## Work instructions
Quote, verbatim, all material below, without pictures.

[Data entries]
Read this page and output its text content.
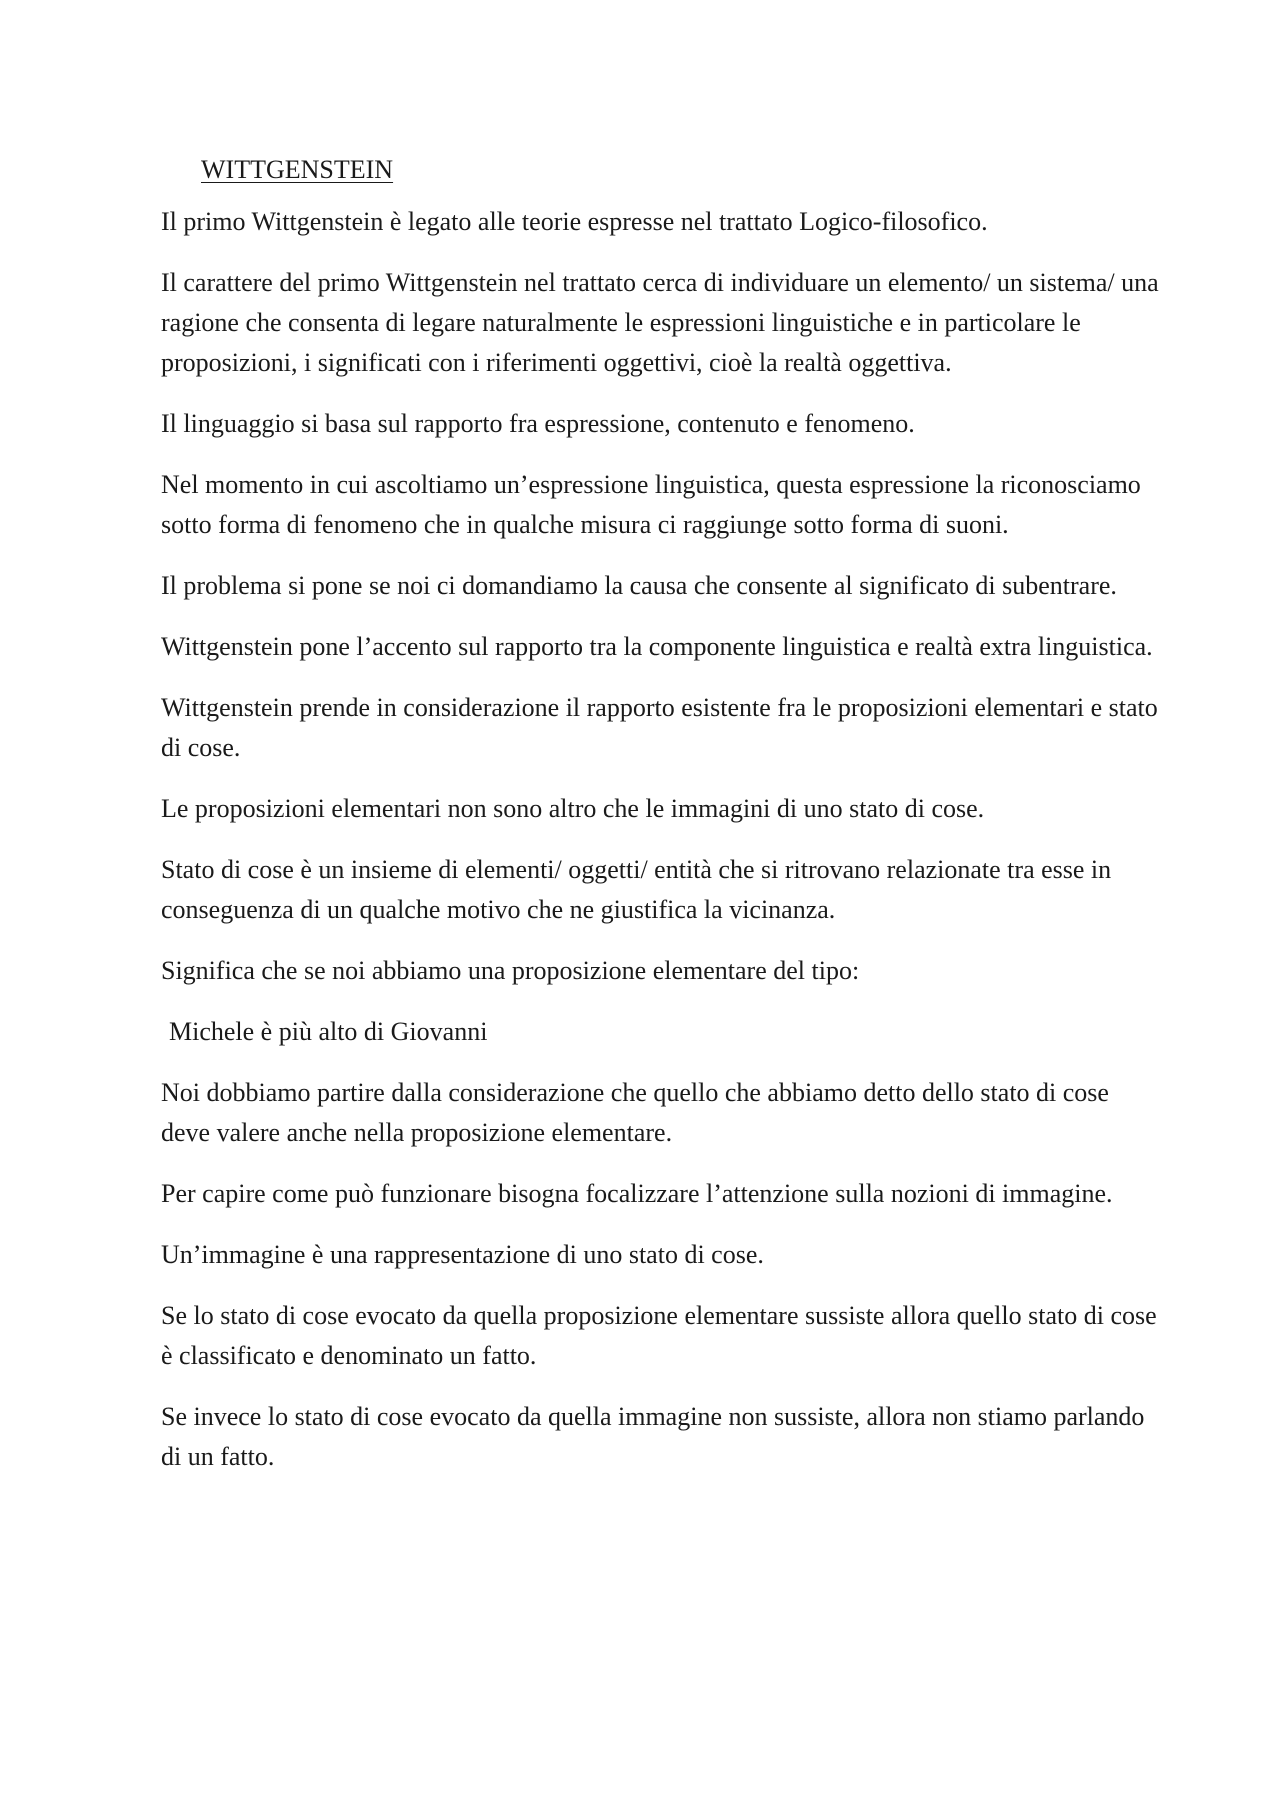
WITTGENSTEIN

Il primo Wittgenstein è legato alle teorie espresse nel trattato Logico-filosofico.

Il carattere del primo Wittgenstein nel trattato cerca di individuare un elemento/ un sistema/ una ragione che consenta di legare naturalmente le espressioni linguistiche e in particolare le proposizioni, i significati con i riferimenti oggettivi, cioè la realtà oggettiva.

Il linguaggio si basa sul rapporto fra espressione, contenuto e fenomeno.

Nel momento in cui ascoltiamo un’espressione linguistica, questa espressione la riconosciamo sotto forma di fenomeno che in qualche misura ci raggiunge sotto forma di suoni.

Il problema si pone se noi ci domandiamo la causa che consente al significato di subentrare.

Wittgenstein pone l’accento sul rapporto tra la componente linguistica e realtà extra linguistica.

Wittgenstein prende in considerazione il rapporto esistente fra le proposizioni elementari e stato di cose.

Le proposizioni elementari non sono altro che le immagini di uno stato di cose.

Stato di cose è un insieme di elementi/ oggetti/ entità che si ritrovano relazionate tra esse in conseguenza di un qualche motivo che ne giustifica la vicinanza.

Significa che se noi abbiamo una proposizione elementare del tipo:

Michele è più alto di Giovanni

Noi dobbiamo partire dalla considerazione che quello che abbiamo detto dello stato di cose deve valere anche nella proposizione elementare.

Per capire come può funzionare bisogna focalizzare l’attenzione sulla nozioni di immagine.

Un’immagine è una rappresentazione di uno stato di cose.

Se lo stato di cose evocato da quella proposizione elementare sussiste allora quello stato di cose è classificato e denominato un fatto.

Se invece lo stato di cose evocato da quella immagine non sussiste, allora non stiamo parlando di un fatto.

## Exercise result
Read this page and output its text content.
WITTGENSTEIN

Il primo Wittgenstein è legato alle teorie espresse nel trattato Logico-filosofico.

Il carattere del primo Wittgenstein nel trattato cerca di individuare un elemento/ un sistema/ una ragione che consenta di legare naturalmente le espressioni linguistiche e in particolare le proposizioni, i significati con i riferimenti oggettivi, cioè la realtà oggettiva.

Il linguaggio si basa sul rapporto fra espressione, contenuto e fenomeno.

Nel momento in cui ascoltiamo un’espressione linguistica, questa espressione la riconosciamo sotto forma di fenomeno che in qualche misura ci raggiunge sotto forma di suoni.

Il problema si pone se noi ci domandiamo la causa che consente al significato di subentrare.

Wittgenstein pone l’accento sul rapporto tra la componente linguistica e realtà extra linguistica.

Wittgenstein prende in considerazione il rapporto esistente fra le proposizioni elementari e stato di cose.

Le proposizioni elementari non sono altro che le immagini di uno stato di cose.

Stato di cose è un insieme di elementi/ oggetti/ entità che si ritrovano relazionate tra esse in conseguenza di un qualche motivo che ne giustifica la vicinanza.

Significa che se noi abbiamo una proposizione elementare del tipo:

Michele è più alto di Giovanni

Noi dobbiamo partire dalla considerazione che quello che abbiamo detto dello stato di cose deve valere anche nella proposizione elementare.

Per capire come può funzionare bisogna focalizzare l’attenzione sulla nozioni di immagine.

Un’immagine è una rappresentazione di uno stato di cose.

Se lo stato di cose evocato da quella proposizione elementare sussiste allora quello stato di cose è classificato e denominato un fatto.

Se invece lo stato di cose evocato da quella immagine non sussiste, allora non stiamo parlando di un fatto.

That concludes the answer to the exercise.